WRITTEN EXERCISE: Copy out the material below line for line, with no changes to any wording, number, or punctuation.

# START OF TASK MATERIAL

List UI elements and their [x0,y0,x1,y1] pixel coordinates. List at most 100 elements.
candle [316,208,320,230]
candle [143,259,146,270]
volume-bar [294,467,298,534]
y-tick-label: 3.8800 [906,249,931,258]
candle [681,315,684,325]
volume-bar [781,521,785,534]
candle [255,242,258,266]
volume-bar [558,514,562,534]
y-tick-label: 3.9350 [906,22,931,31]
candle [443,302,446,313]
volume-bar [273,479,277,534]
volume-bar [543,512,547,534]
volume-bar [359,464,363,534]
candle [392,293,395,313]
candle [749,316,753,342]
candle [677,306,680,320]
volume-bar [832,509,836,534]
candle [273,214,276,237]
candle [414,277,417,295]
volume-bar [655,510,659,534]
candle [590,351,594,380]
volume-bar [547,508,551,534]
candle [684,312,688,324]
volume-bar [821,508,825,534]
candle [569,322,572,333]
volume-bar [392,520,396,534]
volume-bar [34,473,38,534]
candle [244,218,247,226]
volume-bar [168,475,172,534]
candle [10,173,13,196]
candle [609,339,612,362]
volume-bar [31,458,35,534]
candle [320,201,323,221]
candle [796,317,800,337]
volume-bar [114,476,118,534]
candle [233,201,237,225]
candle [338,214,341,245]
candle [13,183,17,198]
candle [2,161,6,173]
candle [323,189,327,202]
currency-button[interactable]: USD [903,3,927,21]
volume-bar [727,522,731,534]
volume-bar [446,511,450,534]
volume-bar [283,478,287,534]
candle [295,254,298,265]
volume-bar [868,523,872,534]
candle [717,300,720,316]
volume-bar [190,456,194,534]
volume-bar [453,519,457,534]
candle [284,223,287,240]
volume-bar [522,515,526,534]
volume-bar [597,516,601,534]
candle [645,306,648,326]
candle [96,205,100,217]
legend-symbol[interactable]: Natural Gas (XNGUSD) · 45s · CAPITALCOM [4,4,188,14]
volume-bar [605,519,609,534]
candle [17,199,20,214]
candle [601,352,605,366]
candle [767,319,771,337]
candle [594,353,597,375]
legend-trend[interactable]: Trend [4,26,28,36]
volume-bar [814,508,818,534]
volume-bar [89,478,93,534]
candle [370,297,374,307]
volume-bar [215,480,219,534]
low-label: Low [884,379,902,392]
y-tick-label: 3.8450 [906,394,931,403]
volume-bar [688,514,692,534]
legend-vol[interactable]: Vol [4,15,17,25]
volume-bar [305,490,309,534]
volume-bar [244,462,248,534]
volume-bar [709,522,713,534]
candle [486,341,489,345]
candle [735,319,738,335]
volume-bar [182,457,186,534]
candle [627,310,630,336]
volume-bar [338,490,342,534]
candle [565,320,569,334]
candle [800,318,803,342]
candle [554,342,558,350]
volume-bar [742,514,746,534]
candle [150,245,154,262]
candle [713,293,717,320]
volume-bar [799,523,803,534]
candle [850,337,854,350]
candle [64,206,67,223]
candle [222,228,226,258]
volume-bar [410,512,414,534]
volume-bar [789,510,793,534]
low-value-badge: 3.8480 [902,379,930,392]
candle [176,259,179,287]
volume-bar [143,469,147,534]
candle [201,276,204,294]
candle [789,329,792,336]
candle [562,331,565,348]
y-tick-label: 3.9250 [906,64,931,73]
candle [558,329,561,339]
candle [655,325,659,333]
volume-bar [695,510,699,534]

# END OF TASK MATERIAL

WRITTEN ANSWER:
List UI elements and their [x0,y0,x1,y1] pixel coordinates. List at most 100 elements.
candle [316,208,320,230]
candle [143,259,146,270]
volume-bar [294,467,298,534]
y-tick-label: 3.8800 [906,249,931,258]
candle [681,315,684,325]
volume-bar [781,521,785,534]
candle [255,242,258,266]
volume-bar [558,514,562,534]
y-tick-label: 3.9350 [906,22,931,31]
candle [443,302,446,313]
volume-bar [273,479,277,534]
volume-bar [543,512,547,534]
volume-bar [359,464,363,534]
candle [392,293,395,313]
candle [749,316,753,342]
candle [677,306,680,320]
volume-bar [832,509,836,534]
candle [273,214,276,237]
candle [414,277,417,295]
volume-bar [655,510,659,534]
candle [590,351,594,380]
volume-bar [547,508,551,534]
candle [684,312,688,324]
volume-bar [821,508,825,534]
candle [569,322,572,333]
volume-bar [392,520,396,534]
volume-bar [34,473,38,534]
candle [244,218,247,226]
volume-bar [168,475,172,534]
candle [10,173,13,196]
candle [609,339,612,362]
volume-bar [31,458,35,534]
candle [320,201,323,221]
candle [796,317,800,337]
volume-bar [114,476,118,534]
candle [233,201,237,225]
candle [338,214,341,245]
candle [13,183,17,198]
candle [2,161,6,173]
candle [323,189,327,202]
currency-button[interactable]: USD [903,3,927,21]
volume-bar [727,522,731,534]
volume-bar [446,511,450,534]
volume-bar [283,478,287,534]
candle [295,254,298,265]
volume-bar [868,523,872,534]
candle [717,300,720,316]
volume-bar [190,456,194,534]
volume-bar [453,519,457,534]
candle [284,223,287,240]
volume-bar [522,515,526,534]
volume-bar [597,516,601,534]
candle [645,306,648,326]
candle [96,205,100,217]
legend-symbol[interactable]: Natural Gas (XNGUSD) · 45s · CAPITALCOM [4,4,188,14]
volume-bar [605,519,609,534]
candle [17,199,20,214]
candle [601,352,605,366]
candle [767,319,771,337]
candle [594,353,597,375]
legend-trend[interactable]: Trend [4,26,28,36]
volume-bar [814,508,818,534]
volume-bar [89,478,93,534]
candle [370,297,374,307]
volume-bar [215,480,219,534]
low-label: Low [884,379,902,392]
y-tick-label: 3.8450 [906,394,931,403]
volume-bar [688,514,692,534]
legend-vol[interactable]: Vol [4,15,17,25]
volume-bar [305,490,309,534]
volume-bar [244,462,248,534]
volume-bar [709,522,713,534]
candle [486,341,489,345]
candle [735,319,738,335]
volume-bar [182,457,186,534]
candle [627,310,630,336]
volume-bar [338,490,342,534]
candle [565,320,569,334]
candle [800,318,803,342]
candle [554,342,558,350]
volume-bar [742,514,746,534]
candle [150,245,154,262]
candle [713,293,717,320]
volume-bar [799,523,803,534]
candle [850,337,854,350]
candle [64,206,67,223]
candle [222,228,226,258]
volume-bar [410,512,414,534]
volume-bar [789,510,793,534]
low-value-badge: 3.8480 [902,379,930,392]
candle [176,259,179,287]
volume-bar [143,469,147,534]
candle [201,276,204,294]
candle [789,329,792,336]
candle [562,331,565,348]
y-tick-label: 3.9250 [906,64,931,73]
candle [558,329,561,339]
candle [655,325,659,333]
volume-bar [695,510,699,534]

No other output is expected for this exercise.